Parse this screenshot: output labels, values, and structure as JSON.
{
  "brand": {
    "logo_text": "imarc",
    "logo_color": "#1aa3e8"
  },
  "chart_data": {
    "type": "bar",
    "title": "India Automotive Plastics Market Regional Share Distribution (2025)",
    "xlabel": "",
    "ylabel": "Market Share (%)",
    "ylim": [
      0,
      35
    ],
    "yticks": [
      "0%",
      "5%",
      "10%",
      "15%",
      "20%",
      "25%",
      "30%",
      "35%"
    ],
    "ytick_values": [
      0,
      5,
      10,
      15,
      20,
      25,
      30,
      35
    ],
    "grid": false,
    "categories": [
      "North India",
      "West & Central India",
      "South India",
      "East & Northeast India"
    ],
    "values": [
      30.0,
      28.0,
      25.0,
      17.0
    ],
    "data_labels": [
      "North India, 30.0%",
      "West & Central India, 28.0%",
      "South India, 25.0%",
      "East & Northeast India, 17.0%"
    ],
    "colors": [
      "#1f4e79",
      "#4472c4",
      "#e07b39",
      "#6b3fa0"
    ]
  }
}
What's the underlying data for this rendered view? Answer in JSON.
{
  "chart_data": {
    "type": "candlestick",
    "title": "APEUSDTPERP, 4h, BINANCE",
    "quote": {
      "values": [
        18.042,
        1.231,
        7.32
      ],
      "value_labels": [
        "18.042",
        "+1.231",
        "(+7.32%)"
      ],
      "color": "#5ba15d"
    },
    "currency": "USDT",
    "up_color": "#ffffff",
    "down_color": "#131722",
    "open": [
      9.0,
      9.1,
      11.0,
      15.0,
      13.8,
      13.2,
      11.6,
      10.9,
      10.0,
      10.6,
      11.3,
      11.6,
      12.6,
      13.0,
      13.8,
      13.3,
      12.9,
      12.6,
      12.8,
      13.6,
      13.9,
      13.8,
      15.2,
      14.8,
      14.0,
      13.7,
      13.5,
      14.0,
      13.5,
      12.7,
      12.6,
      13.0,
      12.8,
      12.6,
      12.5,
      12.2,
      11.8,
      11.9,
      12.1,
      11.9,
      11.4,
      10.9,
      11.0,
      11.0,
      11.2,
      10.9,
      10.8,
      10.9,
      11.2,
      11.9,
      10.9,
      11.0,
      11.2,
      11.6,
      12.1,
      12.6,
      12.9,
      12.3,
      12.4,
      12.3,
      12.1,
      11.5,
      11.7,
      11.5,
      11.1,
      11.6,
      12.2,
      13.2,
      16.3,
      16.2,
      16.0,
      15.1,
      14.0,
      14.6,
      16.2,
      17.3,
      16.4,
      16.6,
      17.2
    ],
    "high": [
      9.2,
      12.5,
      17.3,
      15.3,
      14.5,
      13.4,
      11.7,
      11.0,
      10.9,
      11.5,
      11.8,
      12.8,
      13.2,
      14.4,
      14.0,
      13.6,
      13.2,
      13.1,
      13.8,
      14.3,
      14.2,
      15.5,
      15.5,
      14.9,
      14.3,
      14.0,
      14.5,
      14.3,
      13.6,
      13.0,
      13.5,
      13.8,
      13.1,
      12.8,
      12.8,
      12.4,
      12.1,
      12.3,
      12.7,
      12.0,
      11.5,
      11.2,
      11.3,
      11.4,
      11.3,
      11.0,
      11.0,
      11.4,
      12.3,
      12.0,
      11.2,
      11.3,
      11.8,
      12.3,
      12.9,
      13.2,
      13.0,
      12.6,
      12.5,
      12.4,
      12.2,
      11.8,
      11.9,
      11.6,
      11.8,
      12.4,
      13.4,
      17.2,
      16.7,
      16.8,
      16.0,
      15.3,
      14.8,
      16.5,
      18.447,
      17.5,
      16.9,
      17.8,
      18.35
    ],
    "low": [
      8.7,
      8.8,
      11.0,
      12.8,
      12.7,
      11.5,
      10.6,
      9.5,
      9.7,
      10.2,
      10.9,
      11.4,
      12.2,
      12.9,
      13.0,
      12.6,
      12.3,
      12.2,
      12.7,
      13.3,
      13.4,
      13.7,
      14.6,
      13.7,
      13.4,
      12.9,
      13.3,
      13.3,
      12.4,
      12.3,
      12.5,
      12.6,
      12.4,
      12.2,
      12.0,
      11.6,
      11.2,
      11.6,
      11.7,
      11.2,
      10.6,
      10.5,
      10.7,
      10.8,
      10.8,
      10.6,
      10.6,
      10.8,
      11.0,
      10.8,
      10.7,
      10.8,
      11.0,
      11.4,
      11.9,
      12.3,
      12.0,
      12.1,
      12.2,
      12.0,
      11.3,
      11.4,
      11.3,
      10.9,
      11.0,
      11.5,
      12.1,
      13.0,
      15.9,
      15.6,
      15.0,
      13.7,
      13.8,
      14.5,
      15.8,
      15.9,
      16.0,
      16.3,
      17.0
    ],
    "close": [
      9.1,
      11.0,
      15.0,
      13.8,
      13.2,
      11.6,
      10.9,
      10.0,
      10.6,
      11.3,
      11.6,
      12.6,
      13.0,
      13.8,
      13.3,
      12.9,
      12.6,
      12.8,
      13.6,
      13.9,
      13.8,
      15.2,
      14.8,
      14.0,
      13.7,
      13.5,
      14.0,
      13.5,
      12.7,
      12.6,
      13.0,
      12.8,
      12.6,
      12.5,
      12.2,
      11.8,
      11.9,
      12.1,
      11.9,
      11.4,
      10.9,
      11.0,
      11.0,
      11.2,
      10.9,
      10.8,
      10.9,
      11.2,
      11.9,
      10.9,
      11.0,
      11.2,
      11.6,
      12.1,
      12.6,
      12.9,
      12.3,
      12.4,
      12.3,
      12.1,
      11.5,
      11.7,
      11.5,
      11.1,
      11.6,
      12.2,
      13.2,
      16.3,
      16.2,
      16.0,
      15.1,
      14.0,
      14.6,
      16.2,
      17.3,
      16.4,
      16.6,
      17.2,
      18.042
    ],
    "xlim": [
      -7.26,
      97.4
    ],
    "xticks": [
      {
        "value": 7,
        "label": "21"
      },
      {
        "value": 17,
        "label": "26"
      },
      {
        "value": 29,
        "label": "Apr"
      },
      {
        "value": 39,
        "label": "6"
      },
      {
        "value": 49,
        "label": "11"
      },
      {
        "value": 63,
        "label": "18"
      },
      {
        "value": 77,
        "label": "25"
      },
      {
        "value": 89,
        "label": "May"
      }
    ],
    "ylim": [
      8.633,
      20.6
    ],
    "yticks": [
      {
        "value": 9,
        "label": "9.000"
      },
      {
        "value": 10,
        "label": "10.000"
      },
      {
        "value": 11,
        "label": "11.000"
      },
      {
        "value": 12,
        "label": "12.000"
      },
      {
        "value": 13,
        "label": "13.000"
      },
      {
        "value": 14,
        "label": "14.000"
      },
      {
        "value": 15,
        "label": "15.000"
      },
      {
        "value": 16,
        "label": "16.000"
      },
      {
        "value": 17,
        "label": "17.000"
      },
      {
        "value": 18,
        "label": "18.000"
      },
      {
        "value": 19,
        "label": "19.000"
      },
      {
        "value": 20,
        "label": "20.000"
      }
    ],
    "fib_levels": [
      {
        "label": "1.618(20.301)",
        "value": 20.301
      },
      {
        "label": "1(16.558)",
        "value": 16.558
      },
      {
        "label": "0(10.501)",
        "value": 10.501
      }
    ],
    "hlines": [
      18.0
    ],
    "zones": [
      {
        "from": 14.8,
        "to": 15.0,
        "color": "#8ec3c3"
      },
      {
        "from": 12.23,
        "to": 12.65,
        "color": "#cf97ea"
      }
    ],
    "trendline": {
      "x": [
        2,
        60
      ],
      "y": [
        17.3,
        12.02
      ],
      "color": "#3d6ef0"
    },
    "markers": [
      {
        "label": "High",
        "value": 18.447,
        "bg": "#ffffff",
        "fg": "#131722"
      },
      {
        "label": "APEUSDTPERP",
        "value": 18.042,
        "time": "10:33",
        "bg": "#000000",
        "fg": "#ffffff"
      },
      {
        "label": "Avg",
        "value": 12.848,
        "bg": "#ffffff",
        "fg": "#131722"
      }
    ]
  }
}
——————————
## Problem requirements
Look over the listing above. Pick out and copy every line that includes "ffffff".

## Response
    "up_color": "#ffffff",
        "bg": "#ffffff",
        "fg": "#ffffff"
        "bg": "#ffffff",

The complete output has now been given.